INSTRUCTIONS FOR THE TASK:
Return each line that holds the word "title".

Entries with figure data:

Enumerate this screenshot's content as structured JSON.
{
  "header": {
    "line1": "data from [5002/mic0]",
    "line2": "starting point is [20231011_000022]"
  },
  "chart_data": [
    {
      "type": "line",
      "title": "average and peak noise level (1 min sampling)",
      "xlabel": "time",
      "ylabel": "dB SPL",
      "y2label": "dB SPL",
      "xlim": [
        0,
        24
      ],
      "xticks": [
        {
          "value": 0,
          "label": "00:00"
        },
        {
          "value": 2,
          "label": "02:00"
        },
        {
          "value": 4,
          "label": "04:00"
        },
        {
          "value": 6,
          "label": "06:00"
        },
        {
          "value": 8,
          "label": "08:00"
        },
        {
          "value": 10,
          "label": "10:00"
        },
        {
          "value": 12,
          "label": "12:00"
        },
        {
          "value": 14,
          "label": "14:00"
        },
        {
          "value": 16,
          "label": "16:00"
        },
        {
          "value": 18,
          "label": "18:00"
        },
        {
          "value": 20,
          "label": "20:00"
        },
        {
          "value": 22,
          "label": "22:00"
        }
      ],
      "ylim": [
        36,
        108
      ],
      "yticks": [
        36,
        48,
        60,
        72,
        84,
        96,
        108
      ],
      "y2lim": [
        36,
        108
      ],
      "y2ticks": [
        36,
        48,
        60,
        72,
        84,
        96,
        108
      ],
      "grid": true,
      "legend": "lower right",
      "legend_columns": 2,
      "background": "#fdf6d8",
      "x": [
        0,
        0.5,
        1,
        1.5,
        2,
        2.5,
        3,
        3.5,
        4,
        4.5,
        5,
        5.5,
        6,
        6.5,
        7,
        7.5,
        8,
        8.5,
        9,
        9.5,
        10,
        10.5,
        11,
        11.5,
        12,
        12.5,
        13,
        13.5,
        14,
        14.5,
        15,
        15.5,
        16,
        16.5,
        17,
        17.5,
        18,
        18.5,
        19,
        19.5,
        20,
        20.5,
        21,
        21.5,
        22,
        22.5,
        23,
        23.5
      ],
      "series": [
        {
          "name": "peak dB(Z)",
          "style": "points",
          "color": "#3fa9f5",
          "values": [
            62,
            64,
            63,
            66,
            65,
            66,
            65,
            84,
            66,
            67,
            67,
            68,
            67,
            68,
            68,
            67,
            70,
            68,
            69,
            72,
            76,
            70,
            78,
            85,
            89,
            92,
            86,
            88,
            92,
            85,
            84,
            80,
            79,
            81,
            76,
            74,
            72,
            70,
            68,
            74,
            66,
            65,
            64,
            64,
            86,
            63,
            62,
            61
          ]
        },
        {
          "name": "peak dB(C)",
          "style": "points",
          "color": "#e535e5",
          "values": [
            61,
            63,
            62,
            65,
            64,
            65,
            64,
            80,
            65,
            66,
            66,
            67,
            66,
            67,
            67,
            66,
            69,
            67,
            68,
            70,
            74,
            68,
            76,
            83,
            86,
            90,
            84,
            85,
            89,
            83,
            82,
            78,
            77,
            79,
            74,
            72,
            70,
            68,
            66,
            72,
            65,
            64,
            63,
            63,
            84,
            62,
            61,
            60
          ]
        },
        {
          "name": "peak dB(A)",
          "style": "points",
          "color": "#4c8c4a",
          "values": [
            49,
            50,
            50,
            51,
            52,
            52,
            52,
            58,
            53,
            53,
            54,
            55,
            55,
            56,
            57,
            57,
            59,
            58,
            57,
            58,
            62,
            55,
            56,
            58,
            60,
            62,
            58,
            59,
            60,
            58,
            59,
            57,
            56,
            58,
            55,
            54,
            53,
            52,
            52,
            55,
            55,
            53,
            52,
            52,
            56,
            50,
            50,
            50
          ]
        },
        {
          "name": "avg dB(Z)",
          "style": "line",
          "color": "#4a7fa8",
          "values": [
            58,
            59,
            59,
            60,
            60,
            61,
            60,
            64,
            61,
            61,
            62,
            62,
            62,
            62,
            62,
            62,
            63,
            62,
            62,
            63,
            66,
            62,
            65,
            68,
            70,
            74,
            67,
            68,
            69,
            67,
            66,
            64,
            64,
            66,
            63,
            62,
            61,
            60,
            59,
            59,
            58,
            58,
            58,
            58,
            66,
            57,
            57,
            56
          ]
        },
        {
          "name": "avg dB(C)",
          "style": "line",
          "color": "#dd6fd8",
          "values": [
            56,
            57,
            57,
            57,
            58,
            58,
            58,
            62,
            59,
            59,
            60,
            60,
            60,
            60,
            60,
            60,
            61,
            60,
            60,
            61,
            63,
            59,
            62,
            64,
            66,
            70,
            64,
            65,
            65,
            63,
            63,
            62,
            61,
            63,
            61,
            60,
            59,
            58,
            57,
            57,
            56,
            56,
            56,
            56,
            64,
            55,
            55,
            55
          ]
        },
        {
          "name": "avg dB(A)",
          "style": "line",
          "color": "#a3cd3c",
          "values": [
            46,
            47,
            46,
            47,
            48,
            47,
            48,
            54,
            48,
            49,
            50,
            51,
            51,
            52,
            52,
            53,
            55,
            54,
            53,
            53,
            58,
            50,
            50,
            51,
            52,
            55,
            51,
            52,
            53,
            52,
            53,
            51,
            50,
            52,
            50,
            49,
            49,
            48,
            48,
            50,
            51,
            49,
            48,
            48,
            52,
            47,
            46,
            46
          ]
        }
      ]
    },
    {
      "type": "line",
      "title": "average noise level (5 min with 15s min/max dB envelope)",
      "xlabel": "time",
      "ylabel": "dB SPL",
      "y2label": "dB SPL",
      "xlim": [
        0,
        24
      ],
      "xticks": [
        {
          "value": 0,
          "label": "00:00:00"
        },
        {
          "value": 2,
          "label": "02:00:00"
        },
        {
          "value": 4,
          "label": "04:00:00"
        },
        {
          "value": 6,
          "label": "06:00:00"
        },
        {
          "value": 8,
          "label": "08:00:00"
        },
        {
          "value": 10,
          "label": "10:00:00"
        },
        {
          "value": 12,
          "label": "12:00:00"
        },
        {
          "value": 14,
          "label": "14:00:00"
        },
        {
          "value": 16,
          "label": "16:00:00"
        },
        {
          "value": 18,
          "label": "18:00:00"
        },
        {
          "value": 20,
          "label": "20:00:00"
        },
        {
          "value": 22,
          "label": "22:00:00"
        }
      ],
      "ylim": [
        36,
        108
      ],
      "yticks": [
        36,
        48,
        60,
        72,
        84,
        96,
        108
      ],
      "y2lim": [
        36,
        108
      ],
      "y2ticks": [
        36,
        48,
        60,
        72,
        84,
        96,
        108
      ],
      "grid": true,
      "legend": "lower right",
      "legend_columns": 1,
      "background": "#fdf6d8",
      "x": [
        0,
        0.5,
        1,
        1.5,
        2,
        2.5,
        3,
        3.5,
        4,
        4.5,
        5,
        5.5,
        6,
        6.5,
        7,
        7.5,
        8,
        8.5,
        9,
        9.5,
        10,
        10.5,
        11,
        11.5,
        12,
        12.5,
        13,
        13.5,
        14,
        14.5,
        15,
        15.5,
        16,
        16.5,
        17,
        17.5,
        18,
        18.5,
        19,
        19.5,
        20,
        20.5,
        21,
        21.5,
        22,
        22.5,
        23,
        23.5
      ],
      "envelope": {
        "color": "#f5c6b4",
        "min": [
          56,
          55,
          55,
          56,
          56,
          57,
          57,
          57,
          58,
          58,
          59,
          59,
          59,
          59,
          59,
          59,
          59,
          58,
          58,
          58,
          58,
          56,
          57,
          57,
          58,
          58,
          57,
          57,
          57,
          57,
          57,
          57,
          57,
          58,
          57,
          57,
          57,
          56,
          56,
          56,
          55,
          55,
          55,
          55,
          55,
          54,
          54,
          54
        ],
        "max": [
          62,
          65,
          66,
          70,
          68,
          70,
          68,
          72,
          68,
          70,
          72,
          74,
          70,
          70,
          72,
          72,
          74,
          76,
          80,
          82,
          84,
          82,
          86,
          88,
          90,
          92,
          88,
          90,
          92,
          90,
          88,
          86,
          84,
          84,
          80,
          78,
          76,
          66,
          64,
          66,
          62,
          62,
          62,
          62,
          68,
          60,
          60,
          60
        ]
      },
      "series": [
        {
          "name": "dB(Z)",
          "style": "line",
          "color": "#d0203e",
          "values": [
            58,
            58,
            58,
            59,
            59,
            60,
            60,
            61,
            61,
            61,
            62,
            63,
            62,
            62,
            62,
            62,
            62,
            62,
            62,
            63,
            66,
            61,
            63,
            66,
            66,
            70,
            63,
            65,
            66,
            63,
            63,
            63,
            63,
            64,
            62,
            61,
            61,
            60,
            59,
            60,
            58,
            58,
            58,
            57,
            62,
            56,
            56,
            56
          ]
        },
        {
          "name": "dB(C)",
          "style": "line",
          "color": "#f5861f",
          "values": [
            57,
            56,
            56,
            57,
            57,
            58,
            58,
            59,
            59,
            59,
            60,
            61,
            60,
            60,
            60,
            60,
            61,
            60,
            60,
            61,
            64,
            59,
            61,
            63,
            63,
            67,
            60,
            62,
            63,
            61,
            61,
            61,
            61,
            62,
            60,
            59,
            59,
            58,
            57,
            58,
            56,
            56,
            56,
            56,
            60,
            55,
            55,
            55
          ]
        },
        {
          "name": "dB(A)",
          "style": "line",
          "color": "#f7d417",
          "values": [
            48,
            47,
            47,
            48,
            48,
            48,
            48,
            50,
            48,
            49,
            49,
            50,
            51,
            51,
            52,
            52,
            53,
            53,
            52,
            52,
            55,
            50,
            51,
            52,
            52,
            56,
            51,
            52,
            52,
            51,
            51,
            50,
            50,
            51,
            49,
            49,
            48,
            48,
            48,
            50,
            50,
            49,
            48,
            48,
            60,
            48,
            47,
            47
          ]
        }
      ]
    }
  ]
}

RIGHT ANSWER:
      "title": "average and peak noise level (1 min sampling)",
      "title": "average noise level (5 min with 15s min/max dB envelope)",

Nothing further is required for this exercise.